- **Written task**
Set down all of the data that follows word for word, without the images.

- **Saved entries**
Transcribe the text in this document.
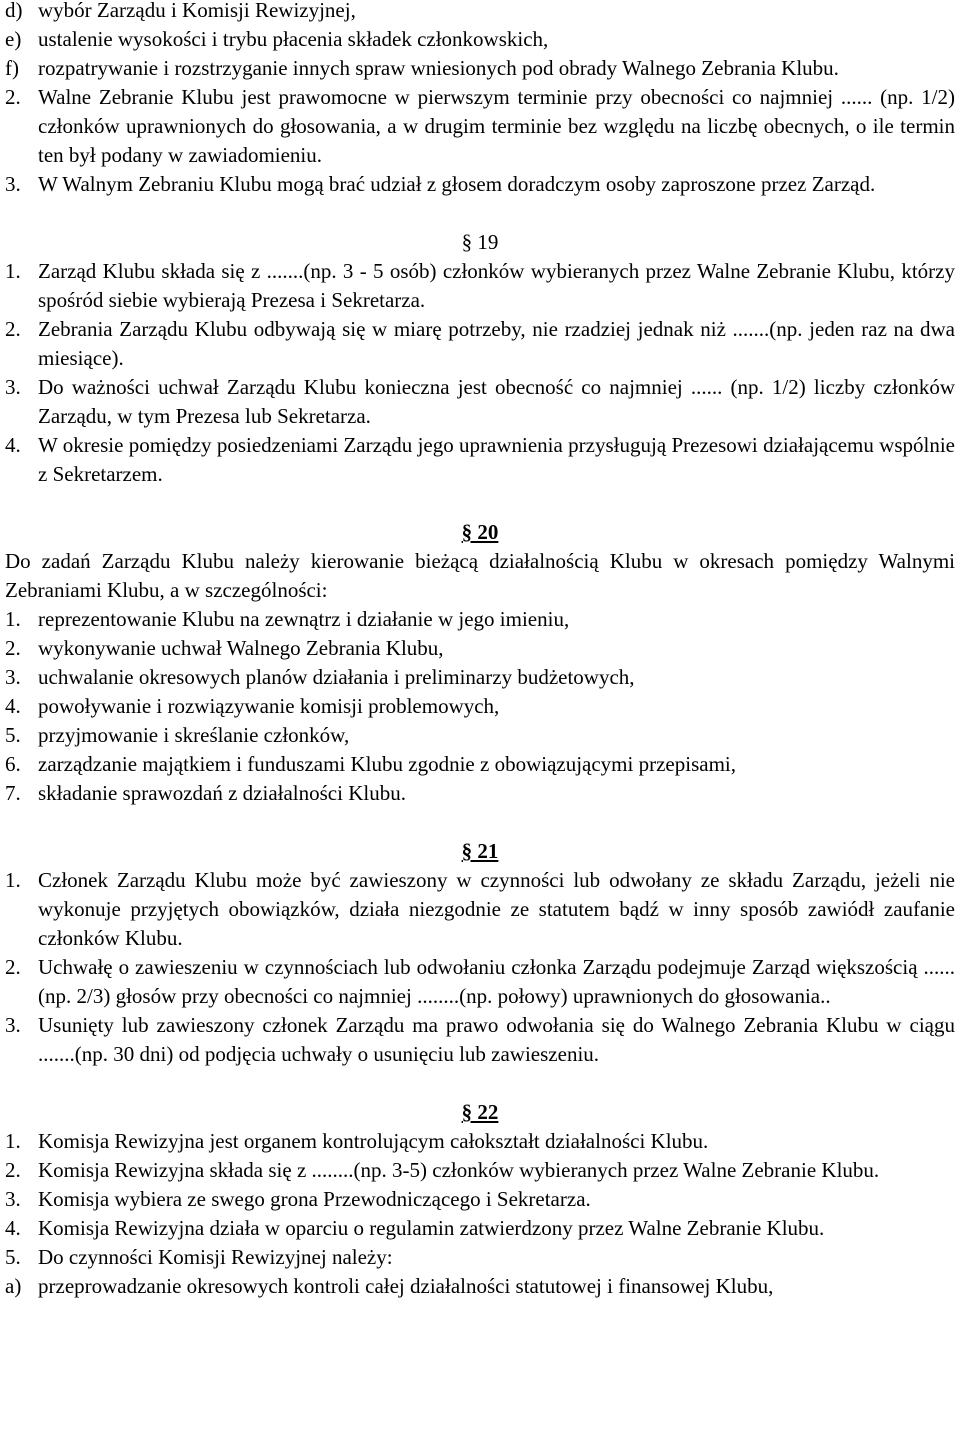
d) wybór Zarządu i Komisji Rewizyjnej,
e) ustalenie wysokości i trybu płacenia składek członkowskich,
f) rozpatrywanie i rozstrzyganie innych spraw wniesionych pod obrady Walnego Zebrania Klubu.
2. Walne Zebranie Klubu jest prawomocne w pierwszym terminie przy obecności co najmniej ...... (np. 1/2) członków uprawnionych do głosowania, a w drugim terminie bez względu na liczbę obecnych, o ile termin ten był podany w zawiadomieniu.
3. W Walnym Zebraniu Klubu mogą brać udział z głosem doradczym osoby zaproszone przez Zarząd.
§ 19
1. Zarząd Klubu składa się z .......(np. 3 - 5 osób) członków wybieranych przez Walne Zebranie Klubu, którzy spośród siebie wybierają Prezesa i Sekretarza.
2. Zebrania Zarządu Klubu odbywają się w miarę potrzeby, nie rzadziej jednak niż .......(np. jeden raz na dwa miesiące).
3. Do ważności uchwał Zarządu Klubu konieczna jest obecność co najmniej ...... (np. 1/2) liczby członków Zarządu, w tym Prezesa lub Sekretarza.
4. W okresie pomiędzy posiedzeniami Zarządu jego uprawnienia przysługują Prezesowi działającemu wspólnie z Sekretarzem.
§ 20
Do zadań Zarządu Klubu należy kierowanie bieżącą działalnością Klubu w okresach pomiędzy Walnymi Zebraniami Klubu, a w szczególności:
1. reprezentowanie Klubu na zewnątrz i działanie w jego imieniu,
2. wykonywanie uchwał Walnego Zebrania Klubu,
3. uchwalanie okresowych planów działania i preliminarzy budżetowych,
4. powoływanie i rozwiązywanie komisji problemowych,
5. przyjmowanie i skreślanie członków,
6. zarządzanie majątkiem i funduszami Klubu zgodnie z obowiązującymi przepisami,
7. składanie sprawozdań z działalności Klubu.
§ 21
1. Członek Zarządu Klubu może być zawieszony w czynności lub odwołany ze składu Zarządu, jeżeli nie wykonuje przyjętych obowiązków, działa niezgodnie ze statutem bądź w inny sposób zawiódł zaufanie członków Klubu.
2. Uchwałę o zawieszeniu w czynnościach lub odwołaniu członka Zarządu podejmuje Zarząd większością ...... (np. 2/3) głosów przy obecności co najmniej ........(np. połowy) uprawnionych do głosowania..
3. Usunięty lub zawieszony członek Zarządu ma prawo odwołania się do Walnego Zebrania Klubu w ciągu .......(np. 30 dni) od podjęcia uchwały o usunięciu lub zawieszeniu.
§ 22
1. Komisja Rewizyjna jest organem kontrolującym całokształt działalności Klubu.
2. Komisja Rewizyjna składa się z ........(np. 3-5) członków wybieranych przez Walne Zebranie Klubu.
3. Komisja wybiera ze swego grona Przewodniczącego i Sekretarza.
4. Komisja Rewizyjna działa w oparciu o regulamin zatwierdzony przez Walne Zebranie Klubu.
5. Do czynności Komisji Rewizyjnej należy:
a) przeprowadzanie okresowych kontroli całej działalności statutowej i finansowej Klubu,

- **Result of this task**
Transcribe the text in this document.
d) wybór Zarządu i Komisji Rewizyjnej,
e) ustalenie wysokości i trybu płacenia składek członkowskich,
f) rozpatrywanie i rozstrzyganie innych spraw wniesionych pod obrady Walnego Zebrania Klubu.
2. Walne Zebranie Klubu jest prawomocne w pierwszym terminie przy obecności co najmniej ...... (np. 1/2) członków uprawnionych do głosowania, a w drugim terminie bez względu na liczbę obecnych, o ile termin ten był podany w zawiadomieniu.
3. W Walnym Zebraniu Klubu mogą brać udział z głosem doradczym osoby zaproszone przez Zarząd.
§ 19
1. Zarząd Klubu składa się z .......(np. 3 - 5 osób) członków wybieranych przez Walne Zebranie Klubu, którzy spośród siebie wybierają Prezesa i Sekretarza.
2. Zebrania Zarządu Klubu odbywają się w miarę potrzeby, nie rzadziej jednak niż .......(np. jeden raz na dwa miesiące).
3. Do ważności uchwał Zarządu Klubu konieczna jest obecność co najmniej ...... (np. 1/2) liczby członków Zarządu, w tym Prezesa lub Sekretarza.
4. W okresie pomiędzy posiedzeniami Zarządu jego uprawnienia przysługują Prezesowi działającemu wspólnie z Sekretarzem.
§ 20
Do zadań Zarządu Klubu należy kierowanie bieżącą działalnością Klubu w okresach pomiędzy Walnymi Zebraniami Klubu, a w szczególności:
1. reprezentowanie Klubu na zewnątrz i działanie w jego imieniu,
2. wykonywanie uchwał Walnego Zebrania Klubu,
3. uchwalanie okresowych planów działania i preliminarzy budżetowych,
4. powoływanie i rozwiązywanie komisji problemowych,
5. przyjmowanie i skreślanie członków,
6. zarządzanie majątkiem i funduszami Klubu zgodnie z obowiązującymi przepisami,
7. składanie sprawozdań z działalności Klubu.
§ 21
1. Członek Zarządu Klubu może być zawieszony w czynności lub odwołany ze składu Zarządu, jeżeli nie wykonuje przyjętych obowiązków, działa niezgodnie ze statutem bądź w inny sposób zawiódł zaufanie członków Klubu.
2. Uchwałę o zawieszeniu w czynnościach lub odwołaniu członka Zarządu podejmuje Zarząd większością ...... (np. 2/3) głosów przy obecności co najmniej ........(np. połowy) uprawnionych do głosowania..
3. Usunięty lub zawieszony członek Zarządu ma prawo odwołania się do Walnego Zebrania Klubu w ciągu .......(np. 30 dni) od podjęcia uchwały o usunięciu lub zawieszeniu.
§ 22
1. Komisja Rewizyjna jest organem kontrolującym całokształt działalności Klubu.
2. Komisja Rewizyjna składa się z ........(np. 3-5) członków wybieranych przez Walne Zebranie Klubu.
3. Komisja wybiera ze swego grona Przewodniczącego i Sekretarza.
4. Komisja Rewizyjna działa w oparciu o regulamin zatwierdzony przez Walne Zebranie Klubu.
5. Do czynności Komisji Rewizyjnej należy:
a) przeprowadzanie okresowych kontroli całej działalności statutowej i finansowej Klubu,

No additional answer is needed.